• _Task objective_: Locate every line below that contains the word "一些诸侯国的卿大夫掌握了实权" and copy it.

(Saved entries)
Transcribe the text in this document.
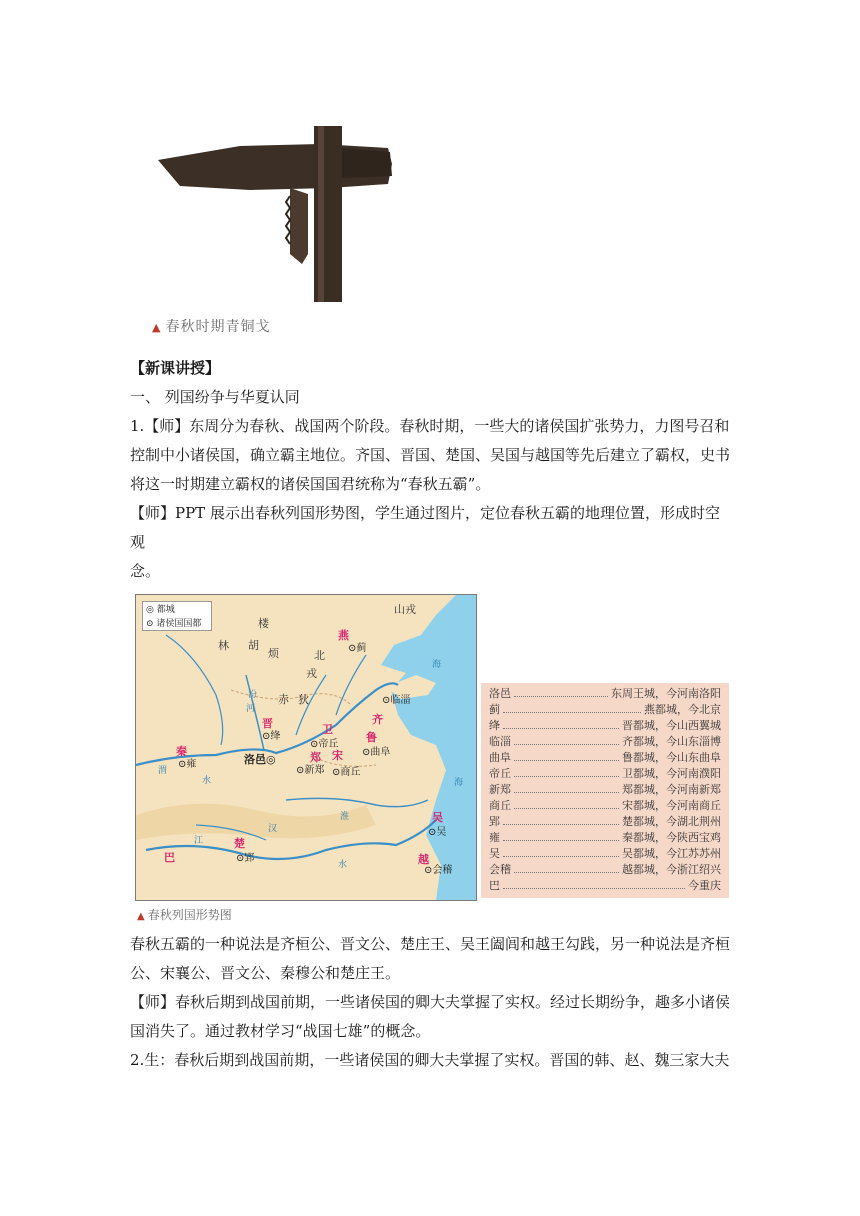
▲ 春秋时期青铜戈

【新课讲授】

一、 列国纷争与华夏认同

1.【师】东周分为春秋、战国两个阶段。春秋时期，一些大的诸侯国扩张势力，力图号召和

控制中小诸侯国，确立霸主地位。齐国、晋国、楚国、吴国与越国等先后建立了霸权，史书

将这一时期建立霸权的诸侯国国君统称为“春秋五霸”。

【师】PPT 展示出春秋列国形势图，学生通过图片，定位春秋五霸的地理位置，形成时空观

念。

◎ 都城
⊙ 诸侯国国都
山戎
楼
林 胡
烦	北
戎
赤 狄
燕
晋	齐
鲁
卫
宋
郑
秦
楚
吴
越
巴
⊙蓟
⊙临淄
⊙绛
⊙帝丘
⊙曲阜
⊙雍	洛邑◎
⊙新郑 ⊙商丘
⊙吴
⊙郢
⊙会稽
渭
水
汾
河
淮
江
汉
水
海
海
▲ 春秋列国形势图
洛邑	东周王城，今河南洛阳
蓟	燕都城，今北京
绛	晋都城，今山西翼城
临淄	齐都城，今山东淄博
曲阜	鲁都城，今山东曲阜
帝丘	卫都城，今河南濮阳
新郑	郑都城，今河南新郑
商丘	宋都城，今河南商丘
郢	楚都城，今湖北荆州
雍	秦都城，今陕西宝鸡
吴	吴都城，今江苏苏州
会稽	越都城，今浙江绍兴
巴	今重庆

春秋五霸的一种说法是齐桓公、晋文公、楚庄王、吴王阖闾和越王勾践，另一种说法是齐桓

公、宋襄公、晋文公、秦穆公和楚庄王。

【师】春秋后期到战国前期，一些诸侯国的卿大夫掌握了实权。经过长期纷争，趣多小诸侯

国消失了。通过教材学习“战国七雄”的概念。

2.生：春秋后期到战国前期，一些诸侯国的卿大夫掌握了实权。晋国的韩、赵、魏三家大夫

• _The solution_:
【师】春秋后期到战国前期，一些诸侯国的卿大夫掌握了实权。经过长期纷争，趣多小诸侯
2.生：春秋后期到战国前期，一些诸侯国的卿大夫掌握了实权。晋国的韩、赵、魏三家大夫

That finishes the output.